▸ **WORK TO DO**:
Single out each line with the word "Rönning" and copy it.

Stored dataset items
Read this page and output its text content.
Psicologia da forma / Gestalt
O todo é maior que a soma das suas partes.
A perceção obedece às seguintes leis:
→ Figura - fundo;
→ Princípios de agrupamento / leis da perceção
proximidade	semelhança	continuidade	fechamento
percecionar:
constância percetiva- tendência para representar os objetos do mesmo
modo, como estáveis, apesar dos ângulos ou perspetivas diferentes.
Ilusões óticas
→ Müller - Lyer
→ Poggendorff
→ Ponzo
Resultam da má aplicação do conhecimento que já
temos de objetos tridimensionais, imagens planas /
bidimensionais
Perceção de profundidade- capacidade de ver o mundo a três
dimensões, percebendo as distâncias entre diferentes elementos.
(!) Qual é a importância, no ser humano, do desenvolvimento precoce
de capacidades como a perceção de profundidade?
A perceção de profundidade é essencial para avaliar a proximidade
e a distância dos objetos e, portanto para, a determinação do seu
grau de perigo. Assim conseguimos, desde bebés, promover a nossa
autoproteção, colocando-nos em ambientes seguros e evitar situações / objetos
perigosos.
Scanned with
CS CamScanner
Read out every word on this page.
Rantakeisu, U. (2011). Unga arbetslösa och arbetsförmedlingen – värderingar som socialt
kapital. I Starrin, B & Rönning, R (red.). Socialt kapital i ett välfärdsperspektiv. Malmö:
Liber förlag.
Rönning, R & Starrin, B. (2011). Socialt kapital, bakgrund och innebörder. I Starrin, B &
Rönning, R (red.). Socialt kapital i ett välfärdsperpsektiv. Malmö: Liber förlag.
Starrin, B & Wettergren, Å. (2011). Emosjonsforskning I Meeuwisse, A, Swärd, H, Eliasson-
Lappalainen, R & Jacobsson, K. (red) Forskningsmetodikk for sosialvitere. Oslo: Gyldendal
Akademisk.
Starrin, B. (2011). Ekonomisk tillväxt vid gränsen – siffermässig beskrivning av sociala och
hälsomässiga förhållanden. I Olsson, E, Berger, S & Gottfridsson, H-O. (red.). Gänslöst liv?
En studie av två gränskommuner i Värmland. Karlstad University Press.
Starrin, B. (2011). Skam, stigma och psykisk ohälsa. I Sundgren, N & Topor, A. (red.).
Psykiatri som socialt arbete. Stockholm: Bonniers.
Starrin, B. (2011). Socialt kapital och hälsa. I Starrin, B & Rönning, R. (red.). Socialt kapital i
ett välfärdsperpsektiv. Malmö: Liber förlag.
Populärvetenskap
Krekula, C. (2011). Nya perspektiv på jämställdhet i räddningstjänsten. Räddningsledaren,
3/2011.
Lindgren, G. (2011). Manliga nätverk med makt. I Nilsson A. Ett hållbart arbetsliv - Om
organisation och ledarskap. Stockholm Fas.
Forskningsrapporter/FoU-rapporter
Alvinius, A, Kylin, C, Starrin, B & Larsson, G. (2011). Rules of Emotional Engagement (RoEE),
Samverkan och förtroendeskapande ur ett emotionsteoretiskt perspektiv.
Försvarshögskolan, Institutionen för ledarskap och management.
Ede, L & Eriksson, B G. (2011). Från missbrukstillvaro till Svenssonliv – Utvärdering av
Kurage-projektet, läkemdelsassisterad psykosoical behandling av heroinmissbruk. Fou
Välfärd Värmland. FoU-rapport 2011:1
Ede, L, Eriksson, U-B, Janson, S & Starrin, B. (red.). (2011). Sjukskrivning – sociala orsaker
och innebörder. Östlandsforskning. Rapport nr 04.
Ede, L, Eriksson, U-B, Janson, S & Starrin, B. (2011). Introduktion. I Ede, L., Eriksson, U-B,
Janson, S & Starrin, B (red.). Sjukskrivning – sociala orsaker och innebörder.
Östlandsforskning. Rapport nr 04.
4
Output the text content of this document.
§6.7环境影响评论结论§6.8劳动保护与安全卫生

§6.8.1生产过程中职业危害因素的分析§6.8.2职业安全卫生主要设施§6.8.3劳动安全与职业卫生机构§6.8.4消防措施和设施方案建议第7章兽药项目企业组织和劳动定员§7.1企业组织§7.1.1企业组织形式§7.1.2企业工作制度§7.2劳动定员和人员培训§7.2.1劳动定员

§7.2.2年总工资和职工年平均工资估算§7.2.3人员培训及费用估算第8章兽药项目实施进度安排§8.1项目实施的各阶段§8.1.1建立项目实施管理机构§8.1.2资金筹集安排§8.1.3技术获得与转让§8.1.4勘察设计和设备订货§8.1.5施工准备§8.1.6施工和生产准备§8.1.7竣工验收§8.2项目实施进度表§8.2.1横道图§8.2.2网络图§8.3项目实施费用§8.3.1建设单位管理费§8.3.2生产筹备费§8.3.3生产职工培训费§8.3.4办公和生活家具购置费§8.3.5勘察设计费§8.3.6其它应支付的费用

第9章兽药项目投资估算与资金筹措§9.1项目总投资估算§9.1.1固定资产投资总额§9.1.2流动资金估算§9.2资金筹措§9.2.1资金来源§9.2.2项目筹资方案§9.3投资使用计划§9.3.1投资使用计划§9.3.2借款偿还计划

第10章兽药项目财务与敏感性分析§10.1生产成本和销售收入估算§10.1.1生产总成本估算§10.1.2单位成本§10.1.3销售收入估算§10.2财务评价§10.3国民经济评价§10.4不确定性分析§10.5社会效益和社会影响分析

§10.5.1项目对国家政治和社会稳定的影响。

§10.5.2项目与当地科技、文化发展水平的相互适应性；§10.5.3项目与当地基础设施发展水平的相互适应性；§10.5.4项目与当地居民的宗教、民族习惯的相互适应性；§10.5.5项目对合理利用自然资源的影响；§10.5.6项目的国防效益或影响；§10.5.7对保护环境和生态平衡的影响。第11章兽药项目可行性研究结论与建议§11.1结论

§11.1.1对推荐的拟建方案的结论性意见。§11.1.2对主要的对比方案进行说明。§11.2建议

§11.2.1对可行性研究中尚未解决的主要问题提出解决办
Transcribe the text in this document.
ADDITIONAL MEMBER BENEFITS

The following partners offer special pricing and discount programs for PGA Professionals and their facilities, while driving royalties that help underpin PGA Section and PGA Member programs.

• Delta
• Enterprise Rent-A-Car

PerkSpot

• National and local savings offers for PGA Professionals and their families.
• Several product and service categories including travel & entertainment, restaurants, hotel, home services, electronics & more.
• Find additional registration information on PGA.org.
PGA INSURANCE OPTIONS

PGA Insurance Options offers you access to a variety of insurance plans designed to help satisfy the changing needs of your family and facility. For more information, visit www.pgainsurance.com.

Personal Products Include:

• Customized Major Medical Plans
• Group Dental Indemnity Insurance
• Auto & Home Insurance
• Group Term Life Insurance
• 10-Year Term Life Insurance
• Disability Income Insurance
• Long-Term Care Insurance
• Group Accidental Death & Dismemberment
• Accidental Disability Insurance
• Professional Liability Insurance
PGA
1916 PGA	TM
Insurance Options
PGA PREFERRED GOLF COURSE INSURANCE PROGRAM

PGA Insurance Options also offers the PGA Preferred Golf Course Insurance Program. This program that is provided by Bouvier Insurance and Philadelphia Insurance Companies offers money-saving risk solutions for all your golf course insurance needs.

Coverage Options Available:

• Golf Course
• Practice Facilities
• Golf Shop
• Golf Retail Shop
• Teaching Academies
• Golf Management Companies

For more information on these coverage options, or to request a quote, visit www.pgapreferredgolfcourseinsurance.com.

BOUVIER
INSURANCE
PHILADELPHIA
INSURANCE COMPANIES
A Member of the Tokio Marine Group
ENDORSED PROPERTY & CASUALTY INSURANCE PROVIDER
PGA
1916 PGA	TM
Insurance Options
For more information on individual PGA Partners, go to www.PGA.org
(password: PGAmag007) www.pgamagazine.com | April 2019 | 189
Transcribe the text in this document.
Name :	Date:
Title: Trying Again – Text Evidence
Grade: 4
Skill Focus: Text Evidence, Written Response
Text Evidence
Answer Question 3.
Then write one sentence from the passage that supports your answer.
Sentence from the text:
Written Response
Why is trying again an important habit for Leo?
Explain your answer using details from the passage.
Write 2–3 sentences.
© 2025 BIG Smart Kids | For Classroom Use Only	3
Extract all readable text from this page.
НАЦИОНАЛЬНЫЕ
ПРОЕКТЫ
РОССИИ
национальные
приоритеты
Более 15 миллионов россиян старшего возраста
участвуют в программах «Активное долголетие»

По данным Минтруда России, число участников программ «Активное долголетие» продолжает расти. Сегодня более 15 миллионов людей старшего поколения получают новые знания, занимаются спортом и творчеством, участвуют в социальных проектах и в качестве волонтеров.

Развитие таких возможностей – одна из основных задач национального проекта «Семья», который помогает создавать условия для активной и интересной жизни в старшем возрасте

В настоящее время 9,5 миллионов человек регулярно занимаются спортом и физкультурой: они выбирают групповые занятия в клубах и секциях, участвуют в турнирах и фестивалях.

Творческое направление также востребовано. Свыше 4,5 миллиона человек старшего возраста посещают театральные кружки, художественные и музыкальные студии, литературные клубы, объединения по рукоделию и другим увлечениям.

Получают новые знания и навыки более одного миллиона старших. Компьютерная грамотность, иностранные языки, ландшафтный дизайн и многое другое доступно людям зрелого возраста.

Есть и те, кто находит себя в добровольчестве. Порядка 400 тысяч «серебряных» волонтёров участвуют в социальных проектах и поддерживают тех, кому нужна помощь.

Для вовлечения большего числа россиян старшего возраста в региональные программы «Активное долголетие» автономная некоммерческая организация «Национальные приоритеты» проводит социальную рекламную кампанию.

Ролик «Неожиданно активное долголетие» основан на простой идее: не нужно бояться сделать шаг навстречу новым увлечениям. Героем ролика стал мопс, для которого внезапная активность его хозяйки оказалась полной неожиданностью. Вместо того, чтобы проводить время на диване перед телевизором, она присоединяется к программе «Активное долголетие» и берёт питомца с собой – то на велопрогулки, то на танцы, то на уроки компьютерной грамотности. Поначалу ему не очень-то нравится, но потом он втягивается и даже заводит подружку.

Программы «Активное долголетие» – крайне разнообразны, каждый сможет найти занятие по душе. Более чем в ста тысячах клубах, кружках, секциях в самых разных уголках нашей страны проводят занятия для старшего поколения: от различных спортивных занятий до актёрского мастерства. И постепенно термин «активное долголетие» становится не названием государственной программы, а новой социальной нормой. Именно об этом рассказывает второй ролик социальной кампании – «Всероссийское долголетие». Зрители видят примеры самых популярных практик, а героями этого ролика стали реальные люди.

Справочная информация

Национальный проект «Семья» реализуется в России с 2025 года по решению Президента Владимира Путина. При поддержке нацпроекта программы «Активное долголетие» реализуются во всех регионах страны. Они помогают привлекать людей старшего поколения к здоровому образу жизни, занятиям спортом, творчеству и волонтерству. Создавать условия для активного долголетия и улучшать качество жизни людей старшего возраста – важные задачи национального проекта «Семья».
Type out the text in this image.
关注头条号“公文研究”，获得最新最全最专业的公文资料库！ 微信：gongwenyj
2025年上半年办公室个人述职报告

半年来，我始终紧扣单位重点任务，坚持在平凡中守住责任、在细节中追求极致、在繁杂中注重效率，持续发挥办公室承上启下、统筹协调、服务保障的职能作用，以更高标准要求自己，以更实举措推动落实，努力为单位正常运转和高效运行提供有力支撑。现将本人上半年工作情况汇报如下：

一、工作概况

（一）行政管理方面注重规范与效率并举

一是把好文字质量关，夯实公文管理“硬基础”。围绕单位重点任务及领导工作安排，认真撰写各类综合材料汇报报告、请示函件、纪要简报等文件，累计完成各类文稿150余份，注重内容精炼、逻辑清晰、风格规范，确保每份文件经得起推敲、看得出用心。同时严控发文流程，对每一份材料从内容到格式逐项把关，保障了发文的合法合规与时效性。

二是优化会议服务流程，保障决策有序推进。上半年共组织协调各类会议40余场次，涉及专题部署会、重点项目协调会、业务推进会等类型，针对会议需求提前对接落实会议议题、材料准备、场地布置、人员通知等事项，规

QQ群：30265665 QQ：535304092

▸ **CORRECT OUTPUT**:
kapital. I Starrin, B & Rönning, R (red.). Socialt kapital i ett välfärdsperspektiv. Malmö:
Rönning, R & Starrin, B. (2011). Socialt kapital, bakgrund och innebörder. I Starrin, B &
Rönning, R (red.). Socialt kapital i ett välfärdsperpsektiv. Malmö: Liber förlag.
Starrin, B. (2011). Socialt kapital och hälsa. I Starrin, B & Rönning, R. (red.). Socialt kapital i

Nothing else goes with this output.